[Start]

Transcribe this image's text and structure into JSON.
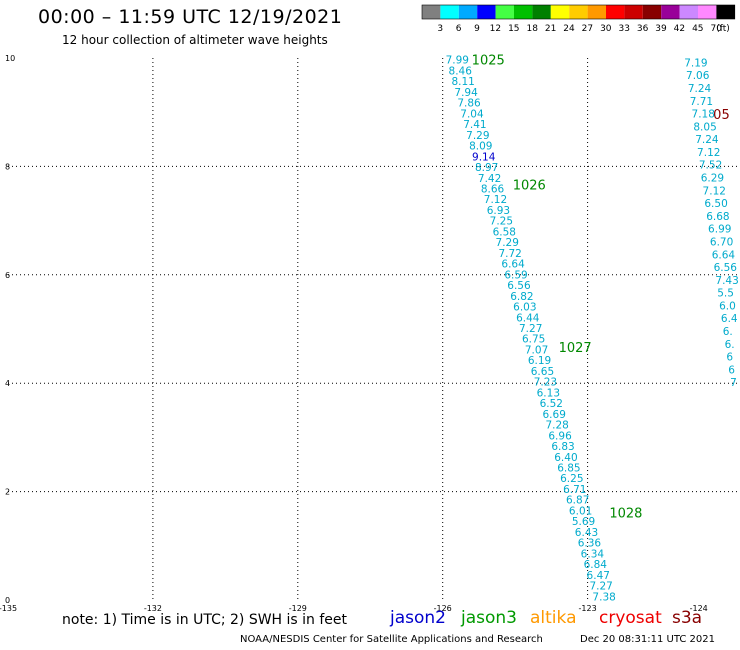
{
  "header": {
    "title": "00:00 – 11:59 UTC 12/19/2021",
    "subtitle": "12 hour collection of altimeter wave heights"
  },
  "legend": {
    "unit": "(ft)",
    "swatches": [
      {
        "label": "3",
        "color": "#808080"
      },
      {
        "label": "6",
        "color": "#00ffff"
      },
      {
        "label": "9",
        "color": "#00aaff"
      },
      {
        "label": "12",
        "color": "#0000ff"
      },
      {
        "label": "15",
        "color": "#44ff44"
      },
      {
        "label": "18",
        "color": "#00c000"
      },
      {
        "label": "21",
        "color": "#008000"
      },
      {
        "label": "24",
        "color": "#ffff00"
      },
      {
        "label": "27",
        "color": "#ffcc00"
      },
      {
        "label": "30",
        "color": "#ff9900"
      },
      {
        "label": "33",
        "color": "#ff0000"
      },
      {
        "label": "36",
        "color": "#cc0000"
      },
      {
        "label": "39",
        "color": "#880000"
      },
      {
        "label": "42",
        "color": "#990099"
      },
      {
        "label": "45",
        "color": "#cc88ff"
      },
      {
        "label": "70",
        "color": "#ff88ff"
      },
      {
        "label": "",
        "color": "#000000"
      }
    ]
  },
  "map": {
    "lon_range": [
      -135,
      -124
    ],
    "lat_range": [
      0,
      10
    ],
    "x_ticks": [
      "-135",
      "-132",
      "-129",
      "-126",
      "-123",
      "-124"
    ],
    "y_ticks": [
      "10",
      "8",
      "6",
      "4",
      "2",
      "0"
    ],
    "grid": true
  },
  "tracks": [
    {
      "color": "#00aacc",
      "lon_start": -125.94,
      "lat_start": 9.95,
      "lon_end": -122.9,
      "lat_end": 0.05,
      "values": [
        "7.99",
        "8.46",
        "8.11",
        "7.94",
        "7.86",
        "7.04",
        "7.41",
        "7.29",
        "8.09",
        "9.14",
        "8.97",
        "7.42",
        "8.66",
        "7.12",
        "6.93",
        "7.25",
        "6.58",
        "7.29",
        "7.72",
        "6.64",
        "6.59",
        "6.56",
        "6.82",
        "6.03",
        "6.44",
        "7.27",
        "6.75",
        "7.07",
        "6.19",
        "6.65",
        "7.23",
        "6.13",
        "6.52",
        "6.69",
        "7.28",
        "6.96",
        "6.83",
        "6.40",
        "6.85",
        "6.25",
        "6.71",
        "6.87",
        "6.01",
        "5.69",
        "6.43",
        "6.36",
        "6.34",
        "6.84",
        "6.47",
        "7.27",
        "7.38"
      ]
    },
    {
      "color": "#00aacc",
      "lon_start": -121.0,
      "lat_start": 9.9,
      "lon_end": -120.05,
      "lat_end": 4.0,
      "values": [
        "7.19",
        "7.06",
        "7.24",
        "7.71",
        "7.18",
        "8.05",
        "7.24",
        "7.12",
        "7.52",
        "6.29",
        "7.12",
        "6.50",
        "6.68",
        "6.99",
        "6.70",
        "6.64",
        "6.56",
        "7.43",
        "5.5",
        "6.0",
        "6.4",
        "6.",
        "6.",
        "6",
        "6",
        "7"
      ]
    }
  ],
  "highlight": {
    "value": "9.14",
    "color": "#0000cc"
  },
  "time_labels": [
    {
      "text": "1025",
      "color": "#008800",
      "lon": -125.4,
      "lat": 9.95
    },
    {
      "text": "1026",
      "color": "#008800",
      "lon": -124.55,
      "lat": 7.65
    },
    {
      "text": "1027",
      "color": "#008800",
      "lon": -123.6,
      "lat": 4.65
    },
    {
      "text": "1028",
      "color": "#008800",
      "lon": -122.55,
      "lat": 1.6
    },
    {
      "text": "05",
      "color": "#880000",
      "lon": -120.4,
      "lat": 8.95
    }
  ],
  "footer": {
    "note": "note: 1) Time is in UTC; 2) SWH is in feet",
    "satellites": [
      {
        "name": "jason2",
        "color": "#0000cc"
      },
      {
        "name": "jason3",
        "color": "#009900"
      },
      {
        "name": "altika",
        "color": "#ff9900"
      },
      {
        "name": "cryosat",
        "color": "#ee0000"
      },
      {
        "name": "s3a",
        "color": "#880000"
      }
    ],
    "credit": "NOAA/NESDIS Center for Satellite Applications and Research",
    "timestamp": "Dec 20 08:31:11 UTC 2021"
  }
}
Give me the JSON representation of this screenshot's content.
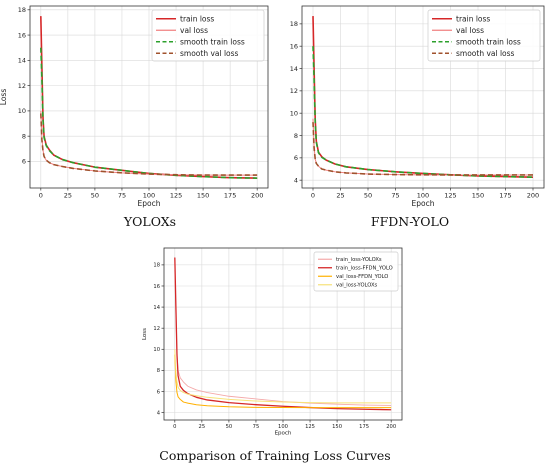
{
  "captions": {
    "left": "YOLOXs",
    "right": "FFDN-YOLO",
    "bottom": "Comparison of Training Loss Curves"
  },
  "chart_data": [
    {
      "type": "line",
      "xlabel": "Epoch",
      "ylabel": "Loss",
      "xlim": [
        -10,
        210
      ],
      "ylim": [
        3.9,
        18.3
      ],
      "xticks": [
        0,
        25,
        50,
        75,
        100,
        125,
        150,
        175,
        200
      ],
      "yticks": [
        6,
        8,
        10,
        12,
        14,
        16,
        18
      ],
      "grid": true,
      "legend_position": "upper-right",
      "series": [
        {
          "name": "train loss",
          "color": "#d62728",
          "style": "solid",
          "width": 1.6,
          "x": [
            0,
            1,
            2,
            3,
            5,
            8,
            12,
            20,
            30,
            50,
            75,
            100,
            125,
            150,
            175,
            200
          ],
          "y": [
            17.5,
            13.5,
            9.5,
            8.0,
            7.3,
            6.9,
            6.5,
            6.15,
            5.9,
            5.55,
            5.3,
            5.05,
            4.9,
            4.8,
            4.72,
            4.68
          ]
        },
        {
          "name": "val loss",
          "color": "#f08080",
          "style": "solid",
          "width": 1.0,
          "x": [
            0,
            1,
            2,
            3,
            5,
            8,
            12,
            20,
            30,
            50,
            75,
            100,
            125,
            150,
            175,
            200
          ],
          "y": [
            10.0,
            7.8,
            6.9,
            6.4,
            6.1,
            5.9,
            5.75,
            5.6,
            5.45,
            5.25,
            5.1,
            5.0,
            4.95,
            4.92,
            4.92,
            4.92
          ]
        },
        {
          "name": "smooth train loss",
          "color": "#2ca02c",
          "style": "dashed",
          "width": 1.6,
          "x": [
            0,
            1,
            2,
            3,
            5,
            8,
            12,
            20,
            30,
            50,
            75,
            100,
            125,
            150,
            175,
            200
          ],
          "y": [
            15.0,
            12.5,
            9.3,
            7.9,
            7.25,
            6.85,
            6.5,
            6.15,
            5.9,
            5.55,
            5.3,
            5.05,
            4.9,
            4.8,
            4.72,
            4.68
          ]
        },
        {
          "name": "smooth val loss",
          "color": "#a0522d",
          "style": "dashed",
          "width": 1.6,
          "x": [
            0,
            1,
            2,
            3,
            5,
            8,
            12,
            20,
            30,
            50,
            75,
            100,
            125,
            150,
            175,
            200
          ],
          "y": [
            9.8,
            7.7,
            6.85,
            6.4,
            6.1,
            5.9,
            5.75,
            5.6,
            5.45,
            5.25,
            5.1,
            5.0,
            4.95,
            4.92,
            4.92,
            4.92
          ]
        }
      ]
    },
    {
      "type": "line",
      "xlabel": "Epoch",
      "ylabel": "",
      "xlim": [
        -10,
        210
      ],
      "ylim": [
        3.3,
        19.6
      ],
      "xticks": [
        0,
        25,
        50,
        75,
        100,
        125,
        150,
        175,
        200
      ],
      "yticks": [
        4,
        6,
        8,
        10,
        12,
        14,
        16,
        18
      ],
      "grid": true,
      "legend_position": "upper-right",
      "series": [
        {
          "name": "train loss",
          "color": "#d62728",
          "style": "solid",
          "width": 1.6,
          "x": [
            0,
            1,
            2,
            3,
            5,
            8,
            12,
            20,
            30,
            50,
            75,
            100,
            125,
            150,
            175,
            200
          ],
          "y": [
            18.7,
            14.0,
            9.5,
            7.5,
            6.5,
            6.1,
            5.8,
            5.45,
            5.2,
            4.95,
            4.75,
            4.6,
            4.48,
            4.38,
            4.32,
            4.27
          ]
        },
        {
          "name": "val loss",
          "color": "#f08080",
          "style": "solid",
          "width": 1.0,
          "x": [
            0,
            1,
            2,
            3,
            5,
            8,
            12,
            20,
            30,
            50,
            75,
            100,
            125,
            150,
            175,
            200
          ],
          "y": [
            9.5,
            7.0,
            5.9,
            5.5,
            5.25,
            5.0,
            4.9,
            4.75,
            4.65,
            4.55,
            4.5,
            4.48,
            4.47,
            4.47,
            4.47,
            4.47
          ]
        },
        {
          "name": "smooth train loss",
          "color": "#2ca02c",
          "style": "dashed",
          "width": 1.6,
          "x": [
            0,
            1,
            2,
            3,
            5,
            8,
            12,
            20,
            30,
            50,
            75,
            100,
            125,
            150,
            175,
            200
          ],
          "y": [
            16.0,
            13.0,
            9.2,
            7.4,
            6.45,
            6.05,
            5.8,
            5.45,
            5.2,
            4.95,
            4.75,
            4.6,
            4.48,
            4.38,
            4.32,
            4.27
          ]
        },
        {
          "name": "smooth val loss",
          "color": "#a0522d",
          "style": "dashed",
          "width": 1.6,
          "x": [
            0,
            1,
            2,
            3,
            5,
            8,
            12,
            20,
            30,
            50,
            75,
            100,
            125,
            150,
            175,
            200
          ],
          "y": [
            9.2,
            6.9,
            5.9,
            5.5,
            5.25,
            5.0,
            4.9,
            4.75,
            4.65,
            4.55,
            4.5,
            4.48,
            4.47,
            4.47,
            4.47,
            4.47
          ]
        }
      ]
    },
    {
      "type": "line",
      "xlabel": "Epoch",
      "ylabel": "Loss",
      "xlim": [
        -10,
        210
      ],
      "ylim": [
        3.3,
        19.6
      ],
      "xticks": [
        0,
        25,
        50,
        75,
        100,
        125,
        150,
        175,
        200
      ],
      "yticks": [
        4,
        6,
        8,
        10,
        12,
        14,
        16,
        18
      ],
      "grid": true,
      "legend_position": "upper-right",
      "series": [
        {
          "name": "train_loss-YOLOXs",
          "color": "#f4a9a9",
          "style": "solid",
          "width": 0.9,
          "x": [
            0,
            1,
            2,
            3,
            5,
            8,
            12,
            20,
            30,
            50,
            75,
            100,
            125,
            150,
            175,
            200
          ],
          "y": [
            17.5,
            13.5,
            9.5,
            8.0,
            7.3,
            6.9,
            6.5,
            6.15,
            5.9,
            5.55,
            5.3,
            5.05,
            4.9,
            4.8,
            4.72,
            4.68
          ]
        },
        {
          "name": "train_loss-FFDN_YOLO",
          "color": "#d62728",
          "style": "solid",
          "width": 1.3,
          "x": [
            0,
            1,
            2,
            3,
            5,
            8,
            12,
            20,
            30,
            50,
            75,
            100,
            125,
            150,
            175,
            200
          ],
          "y": [
            18.7,
            14.0,
            9.5,
            7.5,
            6.5,
            6.1,
            5.8,
            5.45,
            5.2,
            4.95,
            4.75,
            4.6,
            4.48,
            4.38,
            4.32,
            4.27
          ]
        },
        {
          "name": "val_loss-FFDN_YOLO",
          "color": "#ffb000",
          "style": "solid",
          "width": 1.0,
          "x": [
            0,
            1,
            2,
            3,
            5,
            8,
            12,
            20,
            30,
            50,
            75,
            100,
            125,
            150,
            175,
            200
          ],
          "y": [
            9.5,
            7.0,
            5.9,
            5.5,
            5.25,
            5.0,
            4.9,
            4.75,
            4.65,
            4.55,
            4.5,
            4.48,
            4.47,
            4.47,
            4.47,
            4.47
          ]
        },
        {
          "name": "val_loss-YOLOXs",
          "color": "#f7e27a",
          "style": "solid",
          "width": 1.0,
          "x": [
            0,
            1,
            2,
            3,
            5,
            8,
            12,
            20,
            30,
            50,
            75,
            100,
            125,
            150,
            175,
            200
          ],
          "y": [
            10.0,
            7.8,
            6.9,
            6.4,
            6.1,
            5.9,
            5.75,
            5.6,
            5.45,
            5.25,
            5.1,
            5.0,
            4.95,
            4.92,
            4.92,
            4.92
          ]
        }
      ]
    }
  ]
}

[End]

§ PROBLEM DESCRIPTION
Filter the records above for lines containing the word "YOLOXs", and copy those lines.

§ TASK RESPONSE
    "left": "YOLOXs",
          "name": "train_loss-YOLOXs",
          "name": "val_loss-YOLOXs",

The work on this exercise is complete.